# Tarea asignada A:
Responde a estas preguntas con datos del texto sobre la fe como un grano de mostaza:
(i) ¿Quién figura como autor?
(ii) ¿Qué le piden los apóstoles al Señor?
(iii) ¿Qué clase de corazón se pide en la Petición?
# Tarea asignada B:
Retoma el texto sobre la fe como un grano de mostaza y continúalo a partir de su última oración.

Fe como un grano de mostaza

Lucas 17, 1-6. Tiempo Ordinario. Podemos hacer muchas cosas si tenemos fe y confianza en Dios.
Autor: P. Juan Gralla
Del santo Evangelio según san Lucas 17, 1-6
En aquel tiempo, Jesús dijo a sus discípulos: Es imposible que no vengan escándalos; pero, ¡ay de aquel por quien vienen! Más le vale que le pongan al cuello una piedra de molino y sea arrojado al mar, que escandalizar a uno de estos pequeños. Cuidaos de vosotros mismos. Si tu hermano peca, repréndele; y si se arrepiente, perdónale. Y si peca contra ti siete veces al día, y siete veces se vuelve a ti, diciendo: “Me arrepiento”, le perdonarás. Dijeron los apóstoles al Señor: Auméntanos la fe. El Señor dijo: Si tuvierais fe como un grano de mostaza, habríais dicho a este sicómoro: “Arráncate y plántate en el mar”, y os habría obedecido.
Oración introductoria
Señor, antes de iniciar mi meditación te pido me perdones por todas las veces en que he sido ocasión de pecado y dame la bondad y el amor necesario para que yo también perdone de corazón todas aquellas ofensas que me han herido o molestado.
Petición
Jesús, no permitas que el resentimiento, el enojo o la ira dominen mi interior y dame un corazón misericordioso, como el tuyo.

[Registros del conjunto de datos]
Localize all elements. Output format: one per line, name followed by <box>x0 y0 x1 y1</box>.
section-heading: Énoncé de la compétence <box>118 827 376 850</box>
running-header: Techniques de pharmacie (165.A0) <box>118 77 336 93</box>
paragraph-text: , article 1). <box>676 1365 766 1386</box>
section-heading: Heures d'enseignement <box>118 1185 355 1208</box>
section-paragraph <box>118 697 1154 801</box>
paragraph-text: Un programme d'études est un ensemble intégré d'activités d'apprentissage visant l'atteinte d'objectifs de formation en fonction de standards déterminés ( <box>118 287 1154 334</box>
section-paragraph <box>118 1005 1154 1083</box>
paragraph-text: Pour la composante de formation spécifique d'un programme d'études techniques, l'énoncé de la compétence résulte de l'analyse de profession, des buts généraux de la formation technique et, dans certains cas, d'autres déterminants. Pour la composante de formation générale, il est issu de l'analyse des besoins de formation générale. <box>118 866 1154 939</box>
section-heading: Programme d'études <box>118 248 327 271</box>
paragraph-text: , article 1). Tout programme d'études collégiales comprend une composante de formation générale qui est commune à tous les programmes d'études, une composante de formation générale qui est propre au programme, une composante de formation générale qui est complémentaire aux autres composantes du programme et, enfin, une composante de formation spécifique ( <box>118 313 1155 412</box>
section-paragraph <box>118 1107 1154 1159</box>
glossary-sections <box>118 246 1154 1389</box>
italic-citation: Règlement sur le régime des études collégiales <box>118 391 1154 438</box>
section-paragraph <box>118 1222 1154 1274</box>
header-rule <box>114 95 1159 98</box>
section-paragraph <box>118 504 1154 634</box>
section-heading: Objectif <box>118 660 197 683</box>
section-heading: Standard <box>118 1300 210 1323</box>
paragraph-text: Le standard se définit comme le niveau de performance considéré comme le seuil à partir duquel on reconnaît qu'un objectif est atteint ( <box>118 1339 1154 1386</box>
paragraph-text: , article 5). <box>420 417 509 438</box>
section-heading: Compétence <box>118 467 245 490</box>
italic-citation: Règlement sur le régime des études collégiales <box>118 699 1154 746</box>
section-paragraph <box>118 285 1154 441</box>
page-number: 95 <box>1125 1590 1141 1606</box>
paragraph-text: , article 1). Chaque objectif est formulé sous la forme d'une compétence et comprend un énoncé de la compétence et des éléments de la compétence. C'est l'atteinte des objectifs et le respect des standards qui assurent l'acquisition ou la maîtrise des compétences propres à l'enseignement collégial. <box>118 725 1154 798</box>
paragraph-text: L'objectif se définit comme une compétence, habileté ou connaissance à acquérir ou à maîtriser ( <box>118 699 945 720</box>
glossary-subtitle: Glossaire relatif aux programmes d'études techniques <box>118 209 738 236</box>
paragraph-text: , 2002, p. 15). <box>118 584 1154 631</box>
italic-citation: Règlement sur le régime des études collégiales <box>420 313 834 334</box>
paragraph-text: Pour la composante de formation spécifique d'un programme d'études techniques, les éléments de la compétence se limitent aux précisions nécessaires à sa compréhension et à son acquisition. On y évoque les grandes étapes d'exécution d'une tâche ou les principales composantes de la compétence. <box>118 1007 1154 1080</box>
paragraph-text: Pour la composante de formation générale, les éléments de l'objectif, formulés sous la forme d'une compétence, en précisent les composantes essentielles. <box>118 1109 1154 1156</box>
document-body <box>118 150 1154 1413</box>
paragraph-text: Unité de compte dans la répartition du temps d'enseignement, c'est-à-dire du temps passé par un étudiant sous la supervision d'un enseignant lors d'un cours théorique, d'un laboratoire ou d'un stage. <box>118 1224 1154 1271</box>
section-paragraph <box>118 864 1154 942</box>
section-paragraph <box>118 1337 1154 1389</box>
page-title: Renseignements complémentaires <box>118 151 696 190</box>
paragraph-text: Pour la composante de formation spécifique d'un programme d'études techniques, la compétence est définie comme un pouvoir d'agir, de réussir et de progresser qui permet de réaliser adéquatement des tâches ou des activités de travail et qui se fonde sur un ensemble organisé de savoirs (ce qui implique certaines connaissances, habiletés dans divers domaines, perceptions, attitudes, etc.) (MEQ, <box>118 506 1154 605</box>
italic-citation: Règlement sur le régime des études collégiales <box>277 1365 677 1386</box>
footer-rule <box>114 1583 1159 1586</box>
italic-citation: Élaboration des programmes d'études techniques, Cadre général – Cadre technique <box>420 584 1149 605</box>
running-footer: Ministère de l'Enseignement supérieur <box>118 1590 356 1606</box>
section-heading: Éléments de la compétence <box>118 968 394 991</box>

# Respuesta A:
(i) El P. Juan Gralla.
(ii) Le piden: "Auméntanos la fe".
(iii) Un corazón misericordioso, como el de Jesús.

# Respuesta B:
Meditación del Papa
La segunda parábola utiliza también la imagen de la semilla. Aquí, sin embargo, es una semilla particular, el grano de mostaza, considerado el más pequeño de todas las semillas. A pesar de lo pequeño, sin embargo, está lleno de vida, y al partirse nace un brote capaz de romper el suelo, de salir a la luz solar y de crecer hasta convertirse en “la más grande de todas las plantas del jardín”: la debilidad es la fuerza de la semilla, el partirse es su fuerza. Así es el Reino de Dios: una realidad humana pequeña, compuesta por quien es pobre de corazón, por quien no confía solo en su propia fuerza, sino en la del amor de Dios, por quien no es importante a los ojos del mundo; no obstante, a través de ellos irrumpe el poder de Cristo y transforma aquello que es aparentemente insignificante. La imagen de la semilla es particularmente querida por Jesús, ya que expresa claramente el misterio del Reino de Dios. Benedicto XVI, 17 de junio de 2012
Reflexión
Estamos rodeados de testimonios edificantes, de personas ejemplares, coherentes, generosas… Pero tenemos la costumbre de fijarnos y hablar sólo de los “escándalos” que por ahí nos encontramos. Aquel joven, la vecina, un político… todos pasan por nuestro tribunal.
Es una realidad innegable que, como hombres que somos, tenemos debilidades y flaquezas (Si alguien no las tiene, puede inscribirse en el registro de los ángeles sobre la tierra), que, por lo demás, son evidentes a los ojos de los demás, sobre todo en algunas ocasiones. Algunas veces hasta pueden provocar escándalos.
Sin embargo, la inspiración divina bien colocó este pasaje seguido inmediatamente de otro que versa sobre el perdón. Nuestra tarea no es entonces juzgar ni mucho menos buscar como detectives los “talones de Aquiles” de nuestro prójimo. Será mejor si, por nuestra parte, nos esforzamos para dar el mejor testimonio, y si fijamos nuestra atención en las virtudes de los demás.
Propósito
Cuando alguien nos escandalice con su conducta, no juzguemos y sepamos perdonarle de corazón, sabiendo que quien confía en el poder de Dios, puede trasplantar un árbol al mar.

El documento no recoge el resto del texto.